Written request
Repeat the records verbatim and leave the pictures out of your copy.

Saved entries

__________________________________________________

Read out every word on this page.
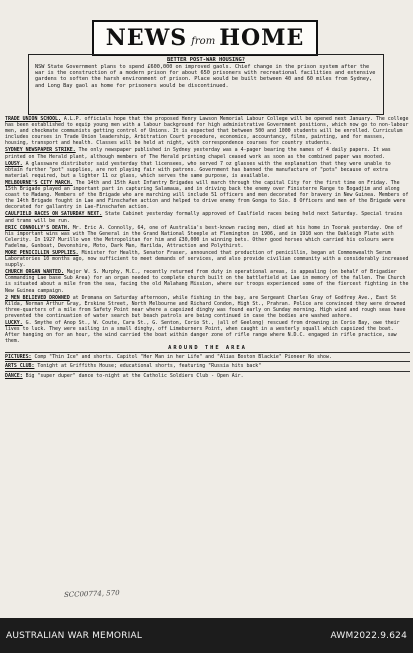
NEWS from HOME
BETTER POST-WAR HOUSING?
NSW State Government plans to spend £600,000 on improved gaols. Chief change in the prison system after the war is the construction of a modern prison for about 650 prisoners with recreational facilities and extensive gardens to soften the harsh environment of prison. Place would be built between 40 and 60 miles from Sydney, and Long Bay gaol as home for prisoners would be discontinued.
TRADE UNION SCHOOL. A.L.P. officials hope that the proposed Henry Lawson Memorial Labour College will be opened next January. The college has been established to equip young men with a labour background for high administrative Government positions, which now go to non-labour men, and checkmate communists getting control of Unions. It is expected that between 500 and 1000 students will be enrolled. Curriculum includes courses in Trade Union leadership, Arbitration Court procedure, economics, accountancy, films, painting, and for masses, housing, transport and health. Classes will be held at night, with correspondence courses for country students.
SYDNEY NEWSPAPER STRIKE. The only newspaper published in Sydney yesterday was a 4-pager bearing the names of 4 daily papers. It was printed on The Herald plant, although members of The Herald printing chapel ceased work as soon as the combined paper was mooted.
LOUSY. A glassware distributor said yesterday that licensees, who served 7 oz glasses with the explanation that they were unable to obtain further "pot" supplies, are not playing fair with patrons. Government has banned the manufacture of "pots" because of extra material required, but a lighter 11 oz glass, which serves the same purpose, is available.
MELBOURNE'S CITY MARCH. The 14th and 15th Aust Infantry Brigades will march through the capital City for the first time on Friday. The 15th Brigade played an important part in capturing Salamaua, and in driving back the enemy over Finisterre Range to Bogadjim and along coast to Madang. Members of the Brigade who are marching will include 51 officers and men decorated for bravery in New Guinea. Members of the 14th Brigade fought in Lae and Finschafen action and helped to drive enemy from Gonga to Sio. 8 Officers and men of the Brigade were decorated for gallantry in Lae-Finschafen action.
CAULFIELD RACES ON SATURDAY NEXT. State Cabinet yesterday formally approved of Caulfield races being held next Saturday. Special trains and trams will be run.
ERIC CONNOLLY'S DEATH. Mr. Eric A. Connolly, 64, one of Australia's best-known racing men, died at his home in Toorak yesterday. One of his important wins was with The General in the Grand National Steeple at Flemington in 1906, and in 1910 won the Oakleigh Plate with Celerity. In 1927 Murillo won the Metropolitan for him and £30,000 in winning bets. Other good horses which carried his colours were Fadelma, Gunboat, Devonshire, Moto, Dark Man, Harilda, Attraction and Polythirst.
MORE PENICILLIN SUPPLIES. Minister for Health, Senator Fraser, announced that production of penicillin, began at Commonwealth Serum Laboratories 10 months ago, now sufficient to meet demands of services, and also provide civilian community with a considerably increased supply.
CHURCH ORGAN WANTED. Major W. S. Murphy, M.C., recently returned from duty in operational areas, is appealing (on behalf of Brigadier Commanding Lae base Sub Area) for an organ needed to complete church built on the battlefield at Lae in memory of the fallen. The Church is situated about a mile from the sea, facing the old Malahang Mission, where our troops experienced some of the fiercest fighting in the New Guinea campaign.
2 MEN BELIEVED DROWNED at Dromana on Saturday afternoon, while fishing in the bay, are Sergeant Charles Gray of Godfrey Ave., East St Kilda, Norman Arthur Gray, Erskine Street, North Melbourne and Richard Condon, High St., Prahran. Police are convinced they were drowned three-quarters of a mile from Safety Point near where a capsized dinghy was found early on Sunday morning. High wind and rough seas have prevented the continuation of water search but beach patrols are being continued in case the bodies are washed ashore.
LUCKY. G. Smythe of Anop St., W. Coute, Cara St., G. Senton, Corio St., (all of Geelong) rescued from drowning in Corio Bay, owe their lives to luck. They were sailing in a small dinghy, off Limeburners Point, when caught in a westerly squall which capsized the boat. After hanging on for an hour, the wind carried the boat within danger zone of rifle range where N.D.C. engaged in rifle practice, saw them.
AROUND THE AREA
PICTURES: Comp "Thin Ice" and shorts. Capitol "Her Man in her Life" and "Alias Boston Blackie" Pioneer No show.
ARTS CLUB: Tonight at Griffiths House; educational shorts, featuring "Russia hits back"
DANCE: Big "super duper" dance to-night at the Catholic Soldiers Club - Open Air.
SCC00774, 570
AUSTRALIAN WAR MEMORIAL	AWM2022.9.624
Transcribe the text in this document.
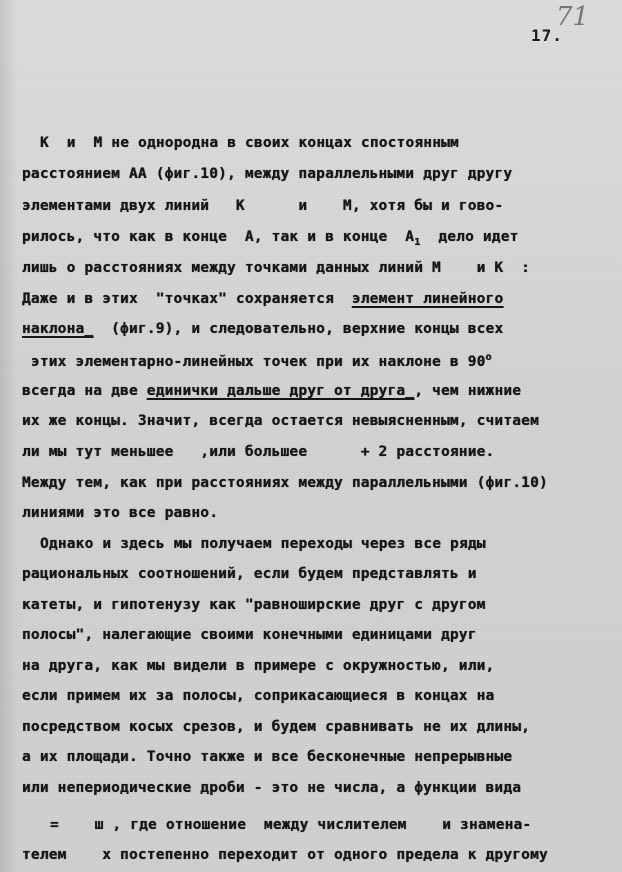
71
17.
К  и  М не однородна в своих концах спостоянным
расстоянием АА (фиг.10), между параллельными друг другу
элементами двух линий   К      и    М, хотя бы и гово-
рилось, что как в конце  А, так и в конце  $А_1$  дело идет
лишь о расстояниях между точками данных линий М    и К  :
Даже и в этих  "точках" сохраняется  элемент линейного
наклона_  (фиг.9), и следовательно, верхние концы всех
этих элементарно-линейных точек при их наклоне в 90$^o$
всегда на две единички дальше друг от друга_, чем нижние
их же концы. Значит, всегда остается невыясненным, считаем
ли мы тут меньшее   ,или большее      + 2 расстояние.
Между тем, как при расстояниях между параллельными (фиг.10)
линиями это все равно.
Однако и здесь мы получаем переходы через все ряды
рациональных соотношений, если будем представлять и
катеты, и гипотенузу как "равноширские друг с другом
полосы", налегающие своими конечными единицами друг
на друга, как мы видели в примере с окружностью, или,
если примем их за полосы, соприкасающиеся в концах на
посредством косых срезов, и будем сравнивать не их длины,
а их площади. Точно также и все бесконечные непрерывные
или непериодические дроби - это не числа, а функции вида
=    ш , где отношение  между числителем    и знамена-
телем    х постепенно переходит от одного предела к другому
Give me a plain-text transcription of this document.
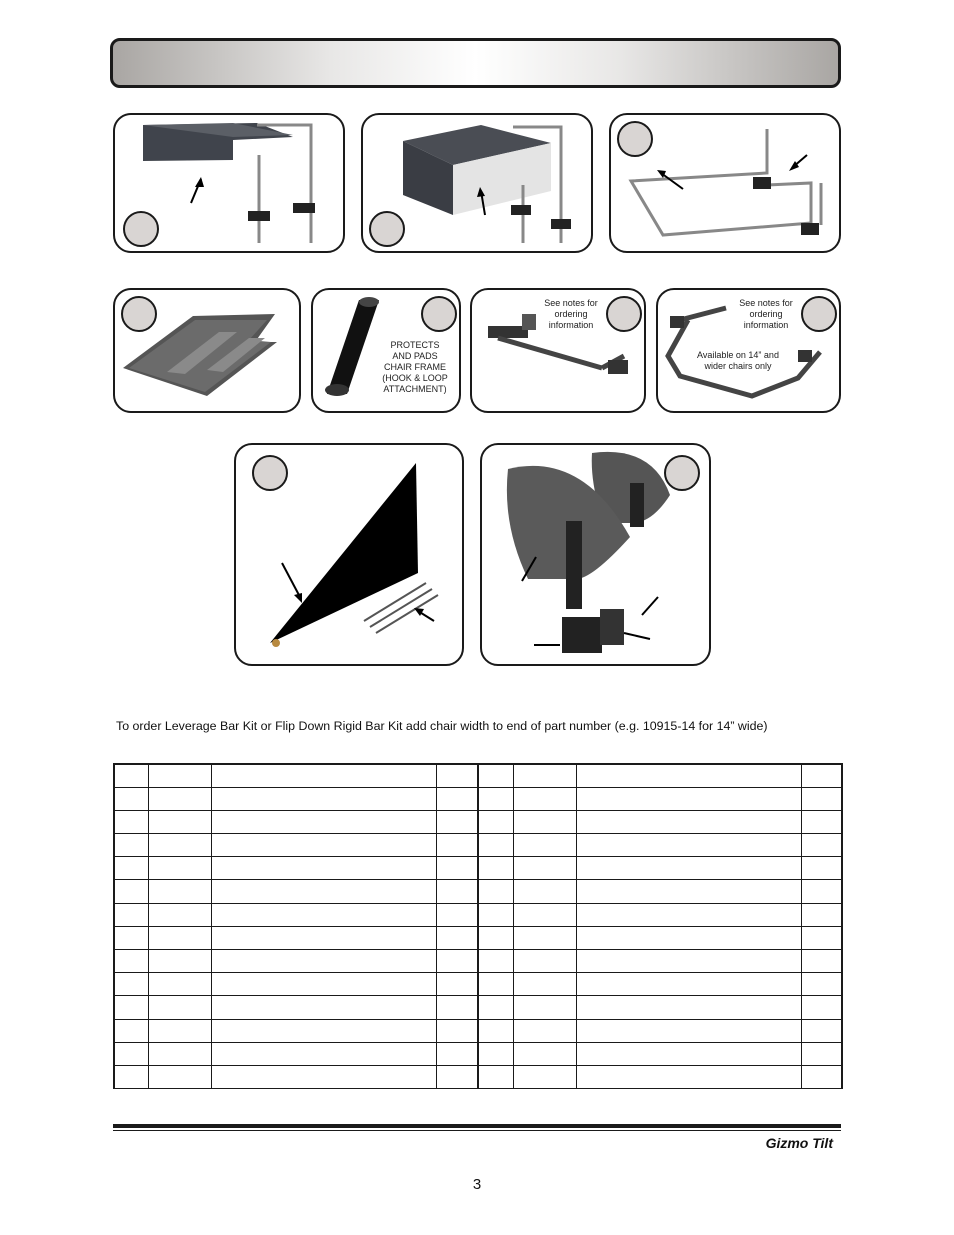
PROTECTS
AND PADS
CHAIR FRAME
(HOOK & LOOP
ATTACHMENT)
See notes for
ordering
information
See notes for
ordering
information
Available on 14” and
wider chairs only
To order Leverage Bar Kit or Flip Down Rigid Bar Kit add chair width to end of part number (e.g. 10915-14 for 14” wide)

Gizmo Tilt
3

__________________________________________________

Solution to the problem
Read out every word on this page.
NEWS from HOME
BETTER POST-WAR HOUSING?
NSW State Government plans to spend £600,000 on improved gaols. Chief change in the prison system after the war is the construction of a modern prison for about 650 prisoners with recreational facilities and extensive gardens to soften the harsh environment of prison. Place would be built between 40 and 60 miles from Sydney, and Long Bay gaol as home for prisoners would be discontinued.
TRADE UNION SCHOOL. A.L.P. officials hope that the proposed Henry Lawson Memorial Labour College will be opened next January. The college has been established to equip young men with a labour background for high administrative Government positions, which now go to non-labour men, and checkmate communists getting control of Unions. It is expected that between 500 and 1000 students will be enrolled. Curriculum includes courses in Trade Union leadership, Arbitration Court procedure, economics, accountancy, films, painting, and for masses, housing, transport and health. Classes will be held at night, with correspondence courses for country students.
SYDNEY NEWSPAPER STRIKE. The only newspaper published in Sydney yesterday was a 4-pager bearing the names of 4 daily papers. It was printed on The Herald plant, although members of The Herald printing chapel ceased work as soon as the combined paper was mooted.
LOUSY. A glassware distributor said yesterday that licensees, who served 7 oz glasses with the explanation that they were unable to obtain further "pot" supplies, are not playing fair with patrons. Government has banned the manufacture of "pots" because of extra material required, but a lighter 11 oz glass, which serves the same purpose, is available.
MELBOURNE'S CITY MARCH. The 14th and 15th Aust Infantry Brigades will march through the capital City for the first time on Friday. The 15th Brigade played an important part in capturing Salamaua, and in driving back the enemy over Finisterre Range to Bogadjim and along coast to Madang. Members of the Brigade who are marching will include 51 officers and men decorated for bravery in New Guinea. Members of the 14th Brigade fought in Lae and Finschafen action and helped to drive enemy from Gonga to Sio. 8 Officers and men of the Brigade were decorated for gallantry in Lae-Finschafen action.
CAULFIELD RACES ON SATURDAY NEXT. State Cabinet yesterday formally approved of Caulfield races being held next Saturday. Special trains and trams will be run.
ERIC CONNOLLY'S DEATH. Mr. Eric A. Connolly, 64, one of Australia's best-known racing men, died at his home in Toorak yesterday. One of his important wins was with The General in the Grand National Steeple at Flemington in 1906, and in 1910 won the Oakleigh Plate with Celerity. In 1927 Murillo won the Metropolitan for him and £30,000 in winning bets. Other good horses which carried his colours were Fadelma, Gunboat, Devonshire, Moto, Dark Man, Harilda, Attraction and Polythirst.
MORE PENICILLIN SUPPLIES. Minister for Health, Senator Fraser, announced that production of penicillin, began at Commonwealth Serum Laboratories 10 months ago, now sufficient to meet demands of services, and also provide civilian community with a considerably increased supply.
CHURCH ORGAN WANTED. Major W. S. Murphy, M.C., recently returned from duty in operational areas, is appealing (on behalf of Brigadier Commanding Lae base Sub Area) for an organ needed to complete church built on the battlefield at Lae in memory of the fallen. The Church is situated about a mile from the sea, facing the old Malahang Mission, where our troops experienced some of the fiercest fighting in the New Guinea campaign.
2 MEN BELIEVED DROWNED at Dromana on Saturday afternoon, while fishing in the bay, are Sergeant Charles Gray of Godfrey Ave., East St Kilda, Norman Arthur Gray, Erskine Street, North Melbourne and Richard Condon, High St., Prahran. Police are convinced they were drowned three-quarters of a mile from Safety Point near where a capsized dinghy was found early on Sunday morning. High wind and rough seas have prevented the continuation of water search but beach patrols are being continued in case the bodies are washed ashore.
LUCKY. G. Smythe of Anop St., W. Coute, Cara St., G. Senton, Corio St., (all of Geelong) rescued from drowning in Corio Bay, owe their lives to luck. They were sailing in a small dinghy, off Limeburners Point, when caught in a westerly squall which capsized the boat. After hanging on for an hour, the wind carried the boat within danger zone of rifle range where N.D.C. engaged in rifle practice, saw them.
AROUND THE AREA
PICTURES: Comp "Thin Ice" and shorts. Capitol "Her Man in her Life" and "Alias Boston Blackie" Pioneer No show.
ARTS CLUB: Tonight at Griffiths House; educational shorts, featuring "Russia hits back"
DANCE: Big "super duper" dance to-night at the Catholic Soldiers Club - Open Air.
SCC00774, 570
AUSTRALIAN WAR MEMORIAL	AWM2022.9.624
Transcribe the text in this document.
71
17.
К  и  М не однородна в своих концах спостоянным
расстоянием АА (фиг.10), между параллельными друг другу
элементами двух линий   К      и    М, хотя бы и гово-
рилось, что как в конце  А, так и в конце  $А_1$  дело идет
лишь о расстояниях между точками данных линий М    и К  :
Даже и в этих  "точках" сохраняется  элемент линейного
наклона_  (фиг.9), и следовательно, верхние концы всех
этих элементарно-линейных точек при их наклоне в 90$^o$
всегда на две единички дальше друг от друга_, чем нижние
их же концы. Значит, всегда остается невыясненным, считаем
ли мы тут меньшее   ,или большее      + 2 расстояние.
Между тем, как при расстояниях между параллельными (фиг.10)
линиями это все равно.
Однако и здесь мы получаем переходы через все ряды
рациональных соотношений, если будем представлять и
катеты, и гипотенузу как "равноширские друг с другом
полосы", налегающие своими конечными единицами друг
на друга, как мы видели в примере с окружностью, или,
если примем их за полосы, соприкасающиеся в концах на
посредством косых срезов, и будем сравнивать не их длины,
а их площади. Точно также и все бесконечные непрерывные
или непериодические дроби - это не числа, а функции вида
=    ш , где отношение  между числителем    и знамена-
телем    х постепенно переходит от одного предела к другому
Give me a plain-text transcription of this document.
PROTECTS
AND PADS
CHAIR FRAME
(HOOK & LOOP
ATTACHMENT)
See notes for
ordering
information
See notes for
ordering
information
Available on 14” and
wider chairs only
To order Leverage Bar Kit or Flip Down Rigid Bar Kit add chair width to end of part number (e.g. 10915-14 for 14” wide)

Gizmo Tilt
3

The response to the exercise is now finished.